A block of data:

··········

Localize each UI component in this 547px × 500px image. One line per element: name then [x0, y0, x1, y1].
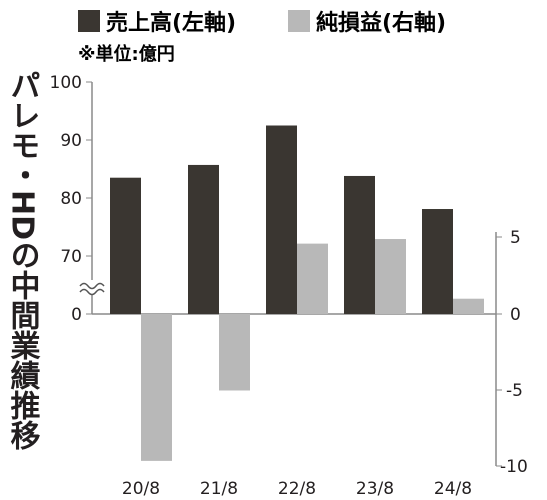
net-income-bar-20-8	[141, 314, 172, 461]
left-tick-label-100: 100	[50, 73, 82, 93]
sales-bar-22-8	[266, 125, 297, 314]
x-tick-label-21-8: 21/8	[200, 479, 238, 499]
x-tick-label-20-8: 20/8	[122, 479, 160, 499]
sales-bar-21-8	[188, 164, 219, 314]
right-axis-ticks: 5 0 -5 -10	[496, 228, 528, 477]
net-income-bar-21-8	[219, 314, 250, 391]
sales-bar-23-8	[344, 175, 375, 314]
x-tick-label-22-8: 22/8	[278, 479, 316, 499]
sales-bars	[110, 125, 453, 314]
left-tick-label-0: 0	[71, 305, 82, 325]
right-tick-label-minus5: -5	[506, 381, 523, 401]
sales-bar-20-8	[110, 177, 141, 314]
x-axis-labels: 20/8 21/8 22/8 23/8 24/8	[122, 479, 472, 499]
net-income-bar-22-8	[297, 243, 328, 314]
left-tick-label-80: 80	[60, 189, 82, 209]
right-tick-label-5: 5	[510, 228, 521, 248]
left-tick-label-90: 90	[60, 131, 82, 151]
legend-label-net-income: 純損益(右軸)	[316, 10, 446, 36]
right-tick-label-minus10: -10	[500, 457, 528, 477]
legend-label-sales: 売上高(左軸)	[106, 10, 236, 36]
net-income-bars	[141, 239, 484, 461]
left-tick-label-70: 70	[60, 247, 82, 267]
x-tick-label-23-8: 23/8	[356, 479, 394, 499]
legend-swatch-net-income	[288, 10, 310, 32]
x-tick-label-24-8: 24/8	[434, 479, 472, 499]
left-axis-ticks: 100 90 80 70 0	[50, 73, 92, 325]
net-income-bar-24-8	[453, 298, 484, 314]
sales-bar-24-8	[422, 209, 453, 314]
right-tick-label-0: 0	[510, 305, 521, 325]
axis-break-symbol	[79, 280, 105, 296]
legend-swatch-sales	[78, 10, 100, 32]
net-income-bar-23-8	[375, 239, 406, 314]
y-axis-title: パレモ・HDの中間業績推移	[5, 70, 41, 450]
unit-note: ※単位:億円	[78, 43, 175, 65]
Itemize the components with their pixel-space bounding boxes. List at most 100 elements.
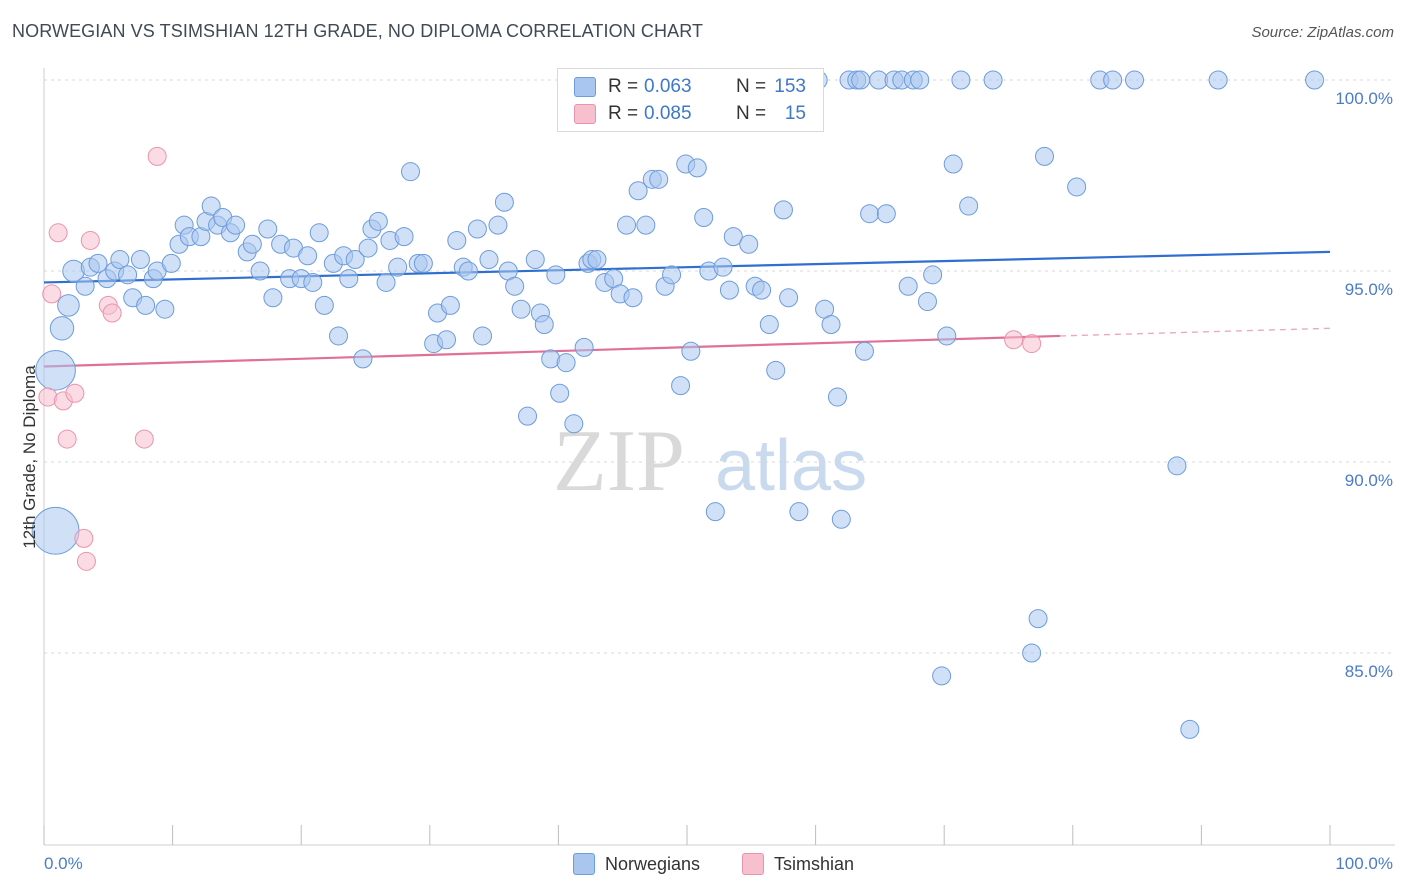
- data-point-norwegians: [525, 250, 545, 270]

··········

Reproduce every row above word for word, leaving out the pictures.

Localize each UI component in this 547px × 500px image. One line per element: name then [x0, y0, x1, y1].
net-income-bar-20-8	[141, 314, 172, 461]
left-tick-label-100: 100	[50, 73, 82, 93]
sales-bar-22-8	[266, 125, 297, 314]
x-tick-label-21-8: 21/8	[200, 479, 238, 499]
x-tick-label-20-8: 20/8	[122, 479, 160, 499]
sales-bar-21-8	[188, 164, 219, 314]
right-axis-ticks: 5 0 -5 -10	[496, 228, 528, 477]
net-income-bar-21-8	[219, 314, 250, 391]
sales-bar-23-8	[344, 175, 375, 314]
x-tick-label-22-8: 22/8	[278, 479, 316, 499]
sales-bars	[110, 125, 453, 314]
left-tick-label-0: 0	[71, 305, 82, 325]
right-tick-label-minus5: -5	[506, 381, 523, 401]
sales-bar-20-8	[110, 177, 141, 314]
x-axis-labels: 20/8 21/8 22/8 23/8 24/8	[122, 479, 472, 499]
net-income-bar-22-8	[297, 243, 328, 314]
left-tick-label-80: 80	[60, 189, 82, 209]
right-tick-label-5: 5	[510, 228, 521, 248]
left-tick-label-90: 90	[60, 131, 82, 151]
legend-label-net-income: 純損益(右軸)	[316, 10, 446, 36]
right-tick-label-minus10: -10	[500, 457, 528, 477]
legend-label-sales: 売上高(左軸)	[106, 10, 236, 36]
net-income-bars	[141, 239, 484, 461]
left-tick-label-70: 70	[60, 247, 82, 267]
x-tick-label-23-8: 23/8	[356, 479, 394, 499]
legend-swatch-net-income	[288, 10, 310, 32]
x-tick-label-24-8: 24/8	[434, 479, 472, 499]
left-axis-ticks: 100 90 80 70 0	[50, 73, 92, 325]
net-income-bar-24-8	[453, 298, 484, 314]
sales-bar-24-8	[422, 209, 453, 314]
right-tick-label-0: 0	[510, 305, 521, 325]
axis-break-symbol	[79, 280, 105, 296]
legend-swatch-sales	[78, 10, 100, 32]
net-income-bar-23-8	[375, 239, 406, 314]
y-axis-title: パレモ・HDの中間業績推移	[5, 70, 41, 450]
unit-note: ※単位:億円	[78, 43, 175, 65]
Itemize the components with their pixel-space bounding boxes. List at most 100 elements.
- data-point-norwegians: [525, 250, 545, 270]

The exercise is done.